The possibilities of IOMeter reach much further then creating sequential access patterns with a certain read/write proportion. It's also possible to compose access patterns with a certain degree of randomness and a certain distribution of transfer sizes. Years ago, Intel, the original IOMeter developer, created a file access pattern that nowadays is used by many websites to measure the server performance of hard drives and RAID adapters. Storage Review and Tom's Hardware Guide are examples of sites using the IOMeter fileserver pattern. The IOMeter server simulation consists of a 100 percent random access pattern with an 80/20 read/write proportion and transfer sizes starting at 512 bytes and going up to 64KB. 4KB transfers are occurring 60 per cent of the time, 512 bytes (10 per cent) and 64KB (10 per cent). The test is performed at gradually increasing queue lengths of 1, 2, 4, 8, 16, 32 and 64 outstanding I/Os. To enable an easy comparison of the performance in the IOMeter fileserver simulation, the results of the tests with various queue depths are converted to a weighted average. This average is weighted in order to prevent the results from the large queue depths having a greater influence on the performance average. Hard disks and RAID arrays usually attain their maximum performance at the highest queue depths.

(Task list)
- a) Answer from the IOMeter passage:
(i) Which company originally developed IOMeter?
(ii) What read/write proportion does the fileserver simulation use?
(iii) At which queue lengths is the test performed?
- b) Continue the IOMeter passage from its last sentence.
The listing is separate material with no connection to the IOMeter passage.

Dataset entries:
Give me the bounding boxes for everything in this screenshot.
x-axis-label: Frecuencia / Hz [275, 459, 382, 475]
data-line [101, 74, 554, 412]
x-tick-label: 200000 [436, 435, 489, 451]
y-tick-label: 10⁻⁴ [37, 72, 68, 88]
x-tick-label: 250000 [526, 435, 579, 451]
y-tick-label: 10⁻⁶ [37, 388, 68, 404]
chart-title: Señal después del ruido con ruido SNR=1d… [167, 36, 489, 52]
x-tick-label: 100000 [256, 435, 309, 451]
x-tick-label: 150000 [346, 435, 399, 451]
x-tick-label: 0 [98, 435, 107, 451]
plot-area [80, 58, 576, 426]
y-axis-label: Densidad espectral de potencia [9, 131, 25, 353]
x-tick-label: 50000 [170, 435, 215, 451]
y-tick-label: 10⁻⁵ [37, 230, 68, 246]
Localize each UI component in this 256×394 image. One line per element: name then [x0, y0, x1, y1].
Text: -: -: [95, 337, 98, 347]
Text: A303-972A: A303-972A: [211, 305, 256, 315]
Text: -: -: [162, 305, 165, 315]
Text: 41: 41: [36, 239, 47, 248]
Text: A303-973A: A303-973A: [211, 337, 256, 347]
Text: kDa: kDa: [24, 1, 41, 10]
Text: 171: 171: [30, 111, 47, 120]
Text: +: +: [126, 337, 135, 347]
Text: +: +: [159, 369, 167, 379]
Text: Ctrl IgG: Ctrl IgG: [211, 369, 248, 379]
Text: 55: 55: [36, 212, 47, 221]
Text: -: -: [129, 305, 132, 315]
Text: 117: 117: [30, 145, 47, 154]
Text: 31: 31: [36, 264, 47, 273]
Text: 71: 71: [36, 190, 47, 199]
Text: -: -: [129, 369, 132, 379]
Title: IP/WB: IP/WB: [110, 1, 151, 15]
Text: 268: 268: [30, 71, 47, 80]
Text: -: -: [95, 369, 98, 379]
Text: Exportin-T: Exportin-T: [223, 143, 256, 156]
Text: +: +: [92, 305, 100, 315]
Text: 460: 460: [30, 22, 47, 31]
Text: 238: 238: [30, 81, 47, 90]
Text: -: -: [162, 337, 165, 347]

(Answers by task)
- a)
(i) Intel
(ii) 80/20
(iii) 1, 2, 4, 8, 16, 32 and 64 outstanding I/Os

- b)
The above approach to file server performance is obviously rather theoretically. For this reason, the importance of the IOMeter file server simulation should not be exaggerated. Using Intel IPEAK Storage Performance Toolkit, Tweakers.net has created a number of server workload simulations that have been based on the access patterns of real world server applications. These benchmarks have more affinity with real world workloads.
IOMeter, however, remains useful for low-level performance measurements. The performance in the IOMeter fileserver simulation is largely determined by the access times and the command queuing performance of the hard disk. In case of a RAID array, the ability of the RAID controller to divide I/O operations over the spindles in the array, also affects performance grealy. Outstanding results in the IOMeter random I/O access patterns can be useful to explain the performance characteristics of the RAID adapters in our database and mail server workloads, which also have a large proportion of random I/O. Because of the random nature of the access patterns, transfer rates are very low in this test. Bottlenecks in bus bandwidth and the processing power of the I/O processor won't have a significant impact on the performance.
The IOMeter fileserver simulation was performed in the RAID levels 1, 10 and 5. No tests were performed in RAID 0 because this RAID level is unsuitable for use in server environments. The RAID 1 and RAID 10 benchmarks show excellent results from the 3ware Escalade 9500S-8 and the Promise FastTrak S150 SX4. The Escalade 9500S-8 is the best performing adapter in the RAID 10 test. The performance of the HighPoint RocketRAID 1820A and the Areca ARC-1120 is disappointing. Especially the last one lags behind its competitors.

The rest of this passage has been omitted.